-- START --

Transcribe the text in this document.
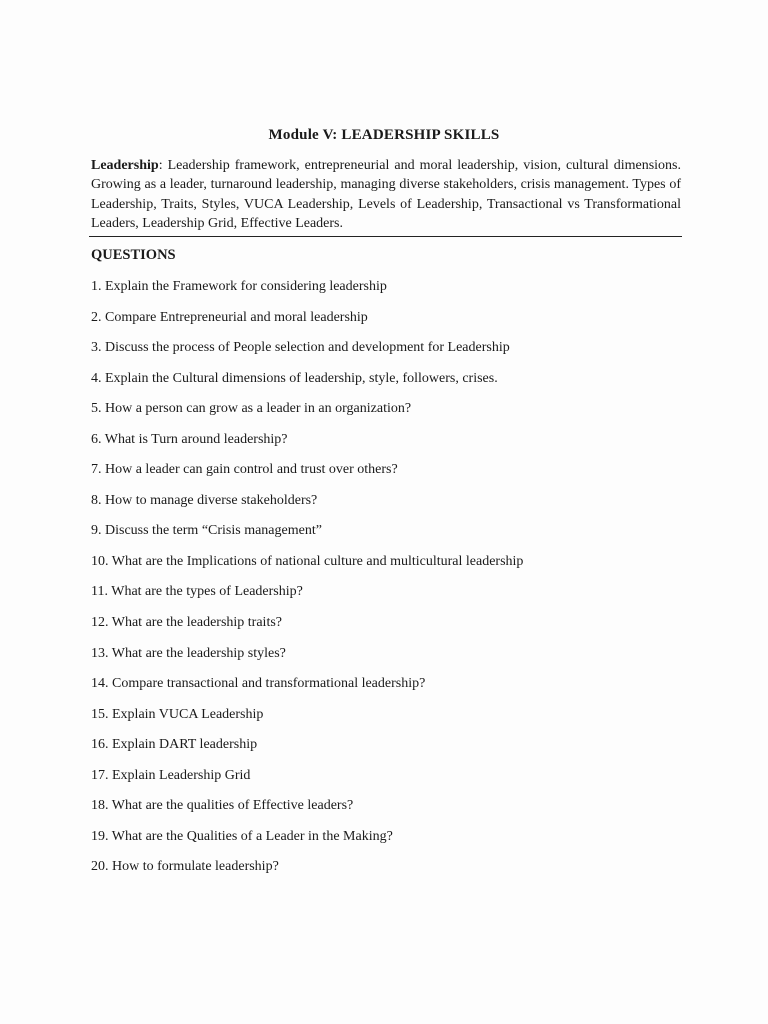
Module V: LEADERSHIP SKILLS
Leadership: Leadership framework, entrepreneurial and moral leadership, vision, cultural dimensions. Growing as a leader, turnaround leadership, managing diverse stakeholders, crisis management. Types of Leadership, Traits, Styles, VUCA Leadership, Levels of Leadership, Transactional vs Transformational Leaders, Leadership Grid, Effective Leaders.
QUESTIONS
1. Explain the Framework for considering leadership
2. Compare Entrepreneurial and moral leadership
3. Discuss the process of People selection and development for Leadership
4. Explain the Cultural dimensions of leadership, style, followers, crises.
5. How a person can grow as a leader in an organization?
6. What is Turn around leadership?
7. How a leader can gain control and trust over others?
8. How to manage diverse stakeholders?
9. Discuss the term “Crisis management”
10. What are the Implications of national culture and multicultural leadership
11. What are the types of Leadership?
12. What are the leadership traits?
13. What are the leadership styles?
14. Compare transactional and transformational leadership?
15. Explain VUCA Leadership
16. Explain DART leadership
17. Explain Leadership Grid
18. What are the qualities of Effective leaders?
19. What are the Qualities of a Leader in the Making?
20. How to formulate leadership?
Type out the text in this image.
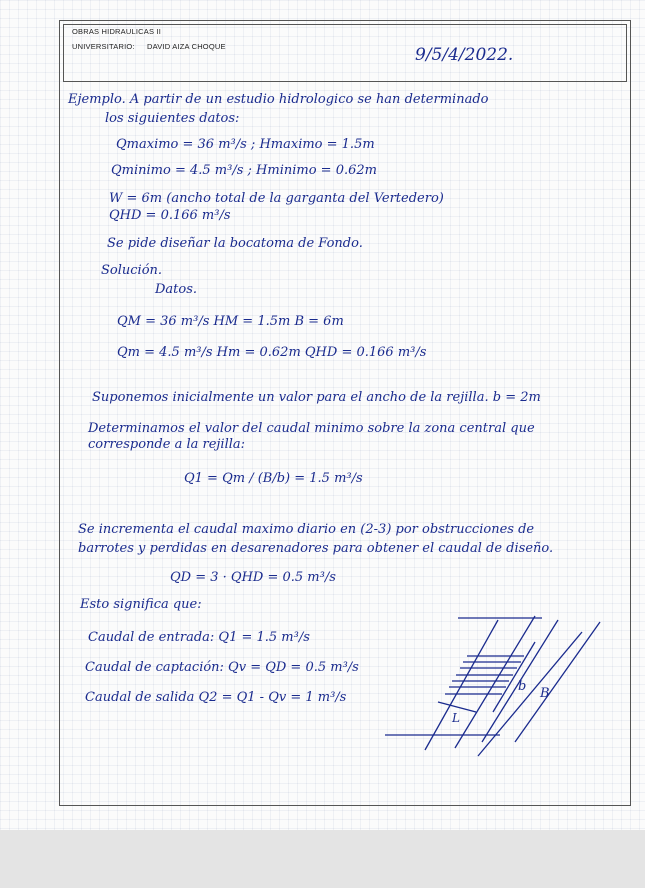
OBRAS HIDRAULICAS II
UNIVERSITARIO: DAVID AIZA CHOQUE	9/5/4/2022.
Ejemplo. A partir de un estudio hidrologico se han determinado
los siguientes datos:
Qmaximo = 36 m³/s ; Hmaximo = 1.5m
Qminimo = 4.5 m³/s ; Hminimo = 0.62m
W = 6m (ancho total de la garganta del Vertedero)
QHD = 0.166 m³/s
Se pide diseñar la bocatoma de Fondo.
Solución.
Datos.
QM = 36 m³/s HM = 1.5m B = 6m
Qm = 4.5 m³/s Hm = 0.62m QHD = 0.166 m³/s
Suponemos inicialmente un valor para el ancho de la rejilla. b = 2m
Determinamos el valor del caudal minimo sobre la zona central que
corresponde a la rejilla:
Q1 = Qm / (B/b) = 1.5 m³/s
Se incrementa el caudal maximo diario en (2-3) por obstrucciones de
barrotes y perdidas en desarenadores para obtener el caudal de diseño.
QD = 3 · QHD = 0.5 m³/s
Esto significa que:
Caudal de entrada: Q1 = 1.5 m³/s
Caudal de captación: Qv = QD = 0.5 m³/s
Caudal de salida Q2 = Q1 - Qv = 1 m³/s
b B
L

-- END --

[To be done]: Reproduce all of the data exactly, omitting each picture it holds.

[Correct response]:
Transcribe the text in this document.
Module V: LEADERSHIP SKILLS
Leadership: Leadership framework, entrepreneurial and moral leadership, vision, cultural dimensions. Growing as a leader, turnaround leadership, managing diverse stakeholders, crisis management. Types of Leadership, Traits, Styles, VUCA Leadership, Levels of Leadership, Transactional vs Transformational Leaders, Leadership Grid, Effective Leaders.
QUESTIONS
1. Explain the Framework for considering leadership
2. Compare Entrepreneurial and moral leadership
3. Discuss the process of People selection and development for Leadership
4. Explain the Cultural dimensions of leadership, style, followers, crises.
5. How a person can grow as a leader in an organization?
6. What is Turn around leadership?
7. How a leader can gain control and trust over others?
8. How to manage diverse stakeholders?
9. Discuss the term “Crisis management”
10. What are the Implications of national culture and multicultural leadership
11. What are the types of Leadership?
12. What are the leadership traits?
13. What are the leadership styles?
14. Compare transactional and transformational leadership?
15. Explain VUCA Leadership
16. Explain DART leadership
17. Explain Leadership Grid
18. What are the qualities of Effective leaders?
19. What are the Qualities of a Leader in the Making?
20. How to formulate leadership?
Type out the text in this image.
OBRAS HIDRAULICAS II
UNIVERSITARIO: DAVID AIZA CHOQUE	9/5/4/2022.
Ejemplo. A partir de un estudio hidrologico se han determinado
los siguientes datos:
Qmaximo = 36 m³/s ; Hmaximo = 1.5m
Qminimo = 4.5 m³/s ; Hminimo = 0.62m
W = 6m (ancho total de la garganta del Vertedero)
QHD = 0.166 m³/s
Se pide diseñar la bocatoma de Fondo.
Solución.
Datos.
QM = 36 m³/s HM = 1.5m B = 6m
Qm = 4.5 m³/s Hm = 0.62m QHD = 0.166 m³/s
Suponemos inicialmente un valor para el ancho de la rejilla. b = 2m
Determinamos el valor del caudal minimo sobre la zona central que
corresponde a la rejilla:
Q1 = Qm / (B/b) = 1.5 m³/s
Se incrementa el caudal maximo diario en (2-3) por obstrucciones de
barrotes y perdidas en desarenadores para obtener el caudal de diseño.
QD = 3 · QHD = 0.5 m³/s
Esto significa que:
Caudal de entrada: Q1 = 1.5 m³/s
Caudal de captación: Qv = QD = 0.5 m³/s
Caudal de salida Q2 = Q1 - Qv = 1 m³/s
b B
L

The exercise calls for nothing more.